What the task asks: Every entry must be repeated exactly. Exclude all pictures.

A block of data

════════════════

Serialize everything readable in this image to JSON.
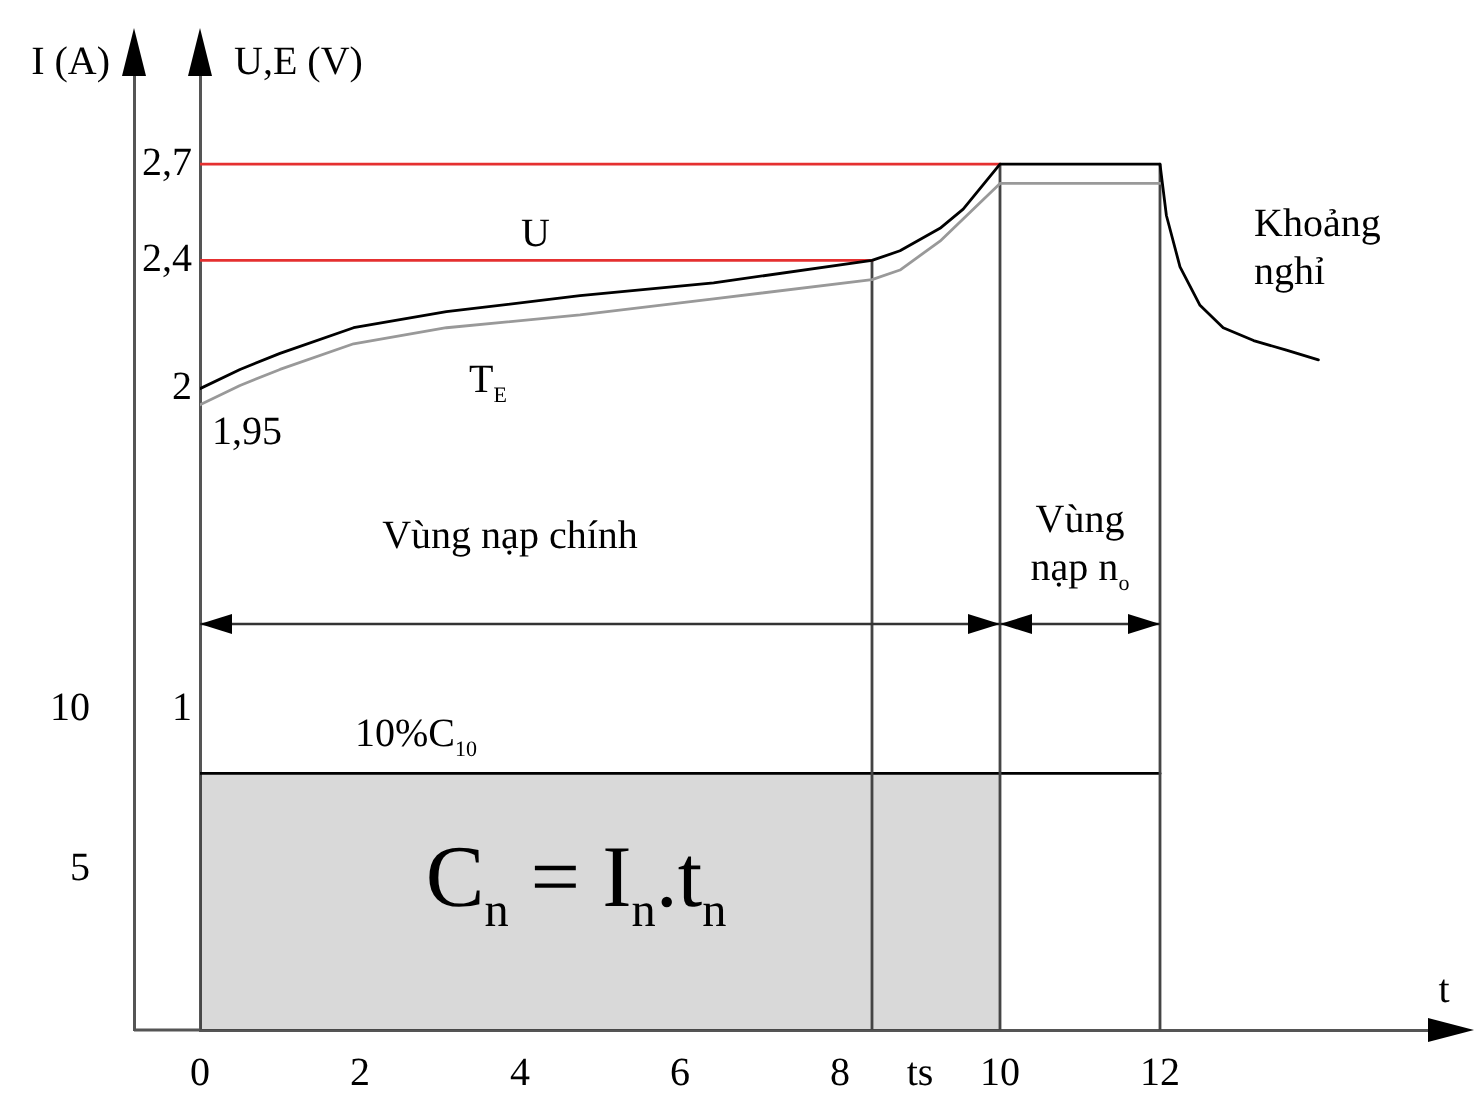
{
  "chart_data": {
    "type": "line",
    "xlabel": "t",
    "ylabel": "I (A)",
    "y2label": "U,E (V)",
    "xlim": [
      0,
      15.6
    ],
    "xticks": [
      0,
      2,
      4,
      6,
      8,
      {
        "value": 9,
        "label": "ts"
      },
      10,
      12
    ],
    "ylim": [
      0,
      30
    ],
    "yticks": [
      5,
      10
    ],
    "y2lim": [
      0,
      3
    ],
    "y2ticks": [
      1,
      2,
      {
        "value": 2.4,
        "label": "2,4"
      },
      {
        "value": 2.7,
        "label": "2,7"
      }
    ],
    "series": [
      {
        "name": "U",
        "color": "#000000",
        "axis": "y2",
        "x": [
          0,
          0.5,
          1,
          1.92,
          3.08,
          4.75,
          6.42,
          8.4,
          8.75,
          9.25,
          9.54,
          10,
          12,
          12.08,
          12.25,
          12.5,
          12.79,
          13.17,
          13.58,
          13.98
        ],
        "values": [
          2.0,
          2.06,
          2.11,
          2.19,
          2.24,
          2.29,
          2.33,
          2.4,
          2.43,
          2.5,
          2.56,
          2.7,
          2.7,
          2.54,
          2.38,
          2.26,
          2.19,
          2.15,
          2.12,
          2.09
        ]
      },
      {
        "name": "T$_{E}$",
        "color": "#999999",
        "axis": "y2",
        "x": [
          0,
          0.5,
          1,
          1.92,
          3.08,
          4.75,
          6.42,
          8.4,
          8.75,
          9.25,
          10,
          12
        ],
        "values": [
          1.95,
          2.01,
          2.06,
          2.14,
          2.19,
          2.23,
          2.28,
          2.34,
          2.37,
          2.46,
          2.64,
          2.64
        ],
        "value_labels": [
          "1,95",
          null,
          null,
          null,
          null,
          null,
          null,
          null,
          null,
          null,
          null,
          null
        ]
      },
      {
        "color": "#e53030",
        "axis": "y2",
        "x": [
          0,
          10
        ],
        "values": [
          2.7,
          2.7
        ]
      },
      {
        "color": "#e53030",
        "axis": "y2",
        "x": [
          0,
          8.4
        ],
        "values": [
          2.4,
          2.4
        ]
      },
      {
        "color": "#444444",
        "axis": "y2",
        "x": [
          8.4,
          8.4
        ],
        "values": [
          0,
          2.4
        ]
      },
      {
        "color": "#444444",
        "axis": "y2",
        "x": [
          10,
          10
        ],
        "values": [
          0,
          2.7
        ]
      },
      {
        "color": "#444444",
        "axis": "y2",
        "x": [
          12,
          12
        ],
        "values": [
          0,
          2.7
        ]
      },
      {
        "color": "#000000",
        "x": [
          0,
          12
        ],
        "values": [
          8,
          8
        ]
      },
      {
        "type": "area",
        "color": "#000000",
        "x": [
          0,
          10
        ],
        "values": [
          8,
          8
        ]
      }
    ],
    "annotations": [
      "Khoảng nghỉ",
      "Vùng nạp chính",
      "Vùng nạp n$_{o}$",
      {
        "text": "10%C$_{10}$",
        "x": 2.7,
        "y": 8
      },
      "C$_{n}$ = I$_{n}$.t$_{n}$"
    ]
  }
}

════════════════

Task solution:
Serialize everything readable in this image to JSON.
{
  "chart_data": {
    "type": "line",
    "xlabel": "t",
    "ylabel": "I (A)",
    "y2label": "U,E (V)",
    "xlim": [
      0,
      15.6
    ],
    "xticks": [
      0,
      2,
      4,
      6,
      8,
      {
        "value": 9,
        "label": "ts"
      },
      10,
      12
    ],
    "ylim": [
      0,
      30
    ],
    "yticks": [
      5,
      10
    ],
    "y2lim": [
      0,
      3
    ],
    "y2ticks": [
      1,
      2,
      {
        "value": 2.4,
        "label": "2,4"
      },
      {
        "value": 2.7,
        "label": "2,7"
      }
    ],
    "series": [
      {
        "name": "U",
        "color": "#000000",
        "axis": "y2",
        "x": [
          0,
          0.5,
          1,
          1.92,
          3.08,
          4.75,
          6.42,
          8.4,
          8.75,
          9.25,
          9.54,
          10,
          12,
          12.08,
          12.25,
          12.5,
          12.79,
          13.17,
          13.58,
          13.98
        ],
        "values": [
          2.0,
          2.06,
          2.11,
          2.19,
          2.24,
          2.29,
          2.33,
          2.4,
          2.43,
          2.5,
          2.56,
          2.7,
          2.7,
          2.54,
          2.38,
          2.26,
          2.19,
          2.15,
          2.12,
          2.09
        ]
      },
      {
        "name": "T$_{E}$",
        "color": "#999999",
        "axis": "y2",
        "x": [
          0,
          0.5,
          1,
          1.92,
          3.08,
          4.75,
          6.42,
          8.4,
          8.75,
          9.25,
          10,
          12
        ],
        "values": [
          1.95,
          2.01,
          2.06,
          2.14,
          2.19,
          2.23,
          2.28,
          2.34,
          2.37,
          2.46,
          2.64,
          2.64
        ],
        "value_labels": [
          "1,95",
          null,
          null,
          null,
          null,
          null,
          null,
          null,
          null,
          null,
          null,
          null
        ]
      },
      {
        "color": "#e53030",
        "axis": "y2",
        "x": [
          0,
          10
        ],
        "values": [
          2.7,
          2.7
        ]
      },
      {
        "color": "#e53030",
        "axis": "y2",
        "x": [
          0,
          8.4
        ],
        "values": [
          2.4,
          2.4
        ]
      },
      {
        "color": "#444444",
        "axis": "y2",
        "x": [
          8.4,
          8.4
        ],
        "values": [
          0,
          2.4
        ]
      },
      {
        "color": "#444444",
        "axis": "y2",
        "x": [
          10,
          10
        ],
        "values": [
          0,
          2.7
        ]
      },
      {
        "color": "#444444",
        "axis": "y2",
        "x": [
          12,
          12
        ],
        "values": [
          0,
          2.7
        ]
      },
      {
        "color": "#000000",
        "x": [
          0,
          12
        ],
        "values": [
          8,
          8
        ]
      },
      {
        "type": "area",
        "color": "#000000",
        "x": [
          0,
          10
        ],
        "values": [
          8,
          8
        ]
      }
    ],
    "annotations": [
      "Khoảng nghỉ",
      "Vùng nạp chính",
      "Vùng nạp n$_{o}$",
      {
        "text": "10%C$_{10}$",
        "x": 2.7,
        "y": 8
      },
      "C$_{n}$ = I$_{n}$.t$_{n}$"
    ]
  }
}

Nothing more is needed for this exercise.